SELECTED TEXT:

10 behaviors mentally tough people practice during difficult times that make all the difference
It’s not about having a stoic face while everything crumbles around you, or pretending difficulties don’t affect you. That’s not strength—that’s denial.
Real mental toughness is what you do when things get hard. How you respond when life doesn’t go according to plan. The behaviors you default to when you’re under pressure.
I’ve spent years studying psychology and human behavior, running businesses through challenging periods, and navigating my own difficult seasons. And I’ve noticed something consistent: mentally tough people don’t have fewer problems. They just respond to problems differently.
They have specific behaviors—practices they fall back on when times get tough—that allow them to weather storms that would break others.
These aren’t superhuman abilities. They’re learnable skills that anyone can develop. But they make all the difference between people who crumble under pressure and those who grow stronger through it.
Today, I want to share the ten behaviors that mentally tough people practice during difficult times. Because understanding what they do differently might be exactly what you need to navigate your own challenges.
1) They acknowledge reality without catastrophizing
Mentally tough people don’t minimize their problems or pretend everything’s fine when it isn’t.
But they also don’t spiral into worst-case scenarios or let their imagination run wild with everything that could go wrong.
They practice what psychologists call “realistic optimism”—seeing the situation clearly, acknowledging the difficulty, but not adding layers of catastrophic thinking on top of what’s actually happening.
When faced with a setback, they ask: “What’s actually true here? Not what might happen or what I’m afraid could happen, but what’s the reality right now?”
This creates a stable foundation to work from. You can’t solve problems effectively when you’re reacting to imagined disasters rather than actual circumstances.
I learned this lesson building my media business. There were moments when things looked genuinely difficult. The mentally tough response wasn’t to pretend it was fine or to panic about bankruptcy. It was to assess: “Here’s what’s actually happening. Here’s what we can do about it.”
Clear-eyed assessment without emotional amplification—that’s where mental toughness begins.
2) They focus on what they can control and release what they can’t
This is perhaps the most fundamental behavior of mental toughness.
When things go wrong, mentally tough people quickly sort everything into two categories: things they can influence and things they cannot.
Then they pour their energy exclusively into the first category.
They don’t waste time raging about circumstances beyond their control. They don’t ruminate on what should have been different or how unfair the situation is.

EXTRACTED DATA:

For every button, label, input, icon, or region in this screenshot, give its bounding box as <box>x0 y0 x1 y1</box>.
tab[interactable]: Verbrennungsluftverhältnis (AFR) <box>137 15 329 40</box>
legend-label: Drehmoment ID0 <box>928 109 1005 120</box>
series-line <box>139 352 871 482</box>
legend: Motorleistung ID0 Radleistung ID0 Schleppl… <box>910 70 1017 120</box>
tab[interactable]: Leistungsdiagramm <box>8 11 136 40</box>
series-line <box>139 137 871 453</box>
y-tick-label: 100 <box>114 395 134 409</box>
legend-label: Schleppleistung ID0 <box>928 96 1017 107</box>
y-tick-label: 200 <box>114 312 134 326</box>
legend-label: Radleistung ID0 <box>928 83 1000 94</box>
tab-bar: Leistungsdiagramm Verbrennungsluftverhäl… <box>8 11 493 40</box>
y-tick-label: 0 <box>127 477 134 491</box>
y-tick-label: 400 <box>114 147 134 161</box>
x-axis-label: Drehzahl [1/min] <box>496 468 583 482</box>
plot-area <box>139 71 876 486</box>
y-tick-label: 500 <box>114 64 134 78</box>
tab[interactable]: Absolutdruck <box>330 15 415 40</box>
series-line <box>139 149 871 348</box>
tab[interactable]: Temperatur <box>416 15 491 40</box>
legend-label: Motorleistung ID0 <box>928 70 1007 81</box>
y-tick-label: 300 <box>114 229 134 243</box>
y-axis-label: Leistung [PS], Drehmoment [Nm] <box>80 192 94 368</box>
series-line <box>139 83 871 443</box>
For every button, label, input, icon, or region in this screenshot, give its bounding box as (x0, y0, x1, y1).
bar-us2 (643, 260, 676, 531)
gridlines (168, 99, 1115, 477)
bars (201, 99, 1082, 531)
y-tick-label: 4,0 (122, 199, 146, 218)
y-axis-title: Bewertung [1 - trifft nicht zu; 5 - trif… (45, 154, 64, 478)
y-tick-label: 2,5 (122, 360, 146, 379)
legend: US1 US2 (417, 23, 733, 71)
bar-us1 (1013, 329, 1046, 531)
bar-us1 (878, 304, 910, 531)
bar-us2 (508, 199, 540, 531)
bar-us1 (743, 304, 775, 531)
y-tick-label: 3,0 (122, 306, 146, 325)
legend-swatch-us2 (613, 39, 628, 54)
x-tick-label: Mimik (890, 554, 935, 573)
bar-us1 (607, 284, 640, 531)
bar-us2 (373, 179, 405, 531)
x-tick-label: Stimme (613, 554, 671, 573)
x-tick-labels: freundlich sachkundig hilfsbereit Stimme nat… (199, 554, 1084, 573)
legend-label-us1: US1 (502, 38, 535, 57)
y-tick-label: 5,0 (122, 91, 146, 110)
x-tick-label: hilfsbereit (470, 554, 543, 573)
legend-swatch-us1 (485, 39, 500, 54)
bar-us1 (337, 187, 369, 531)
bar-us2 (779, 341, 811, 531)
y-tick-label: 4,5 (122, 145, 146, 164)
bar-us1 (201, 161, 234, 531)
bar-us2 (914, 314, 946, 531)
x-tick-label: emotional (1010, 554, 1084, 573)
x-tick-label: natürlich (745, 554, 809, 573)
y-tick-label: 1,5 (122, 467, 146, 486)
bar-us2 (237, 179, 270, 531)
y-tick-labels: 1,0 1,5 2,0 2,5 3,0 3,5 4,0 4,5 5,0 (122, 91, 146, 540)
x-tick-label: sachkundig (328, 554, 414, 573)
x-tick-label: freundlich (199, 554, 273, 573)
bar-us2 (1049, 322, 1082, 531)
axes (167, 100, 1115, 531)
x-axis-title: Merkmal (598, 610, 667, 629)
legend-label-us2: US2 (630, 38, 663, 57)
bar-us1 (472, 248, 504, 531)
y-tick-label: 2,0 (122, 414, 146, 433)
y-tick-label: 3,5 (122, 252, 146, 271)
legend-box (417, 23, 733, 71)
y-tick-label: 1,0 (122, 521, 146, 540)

EXERCISE BRIEF:
In the text on mental toughness, what term from psychologists names the practice of seeing a situation clearly without adding catastrophic thinking?

OUTPUT OF THE EXERCISE:
Realistic optimism.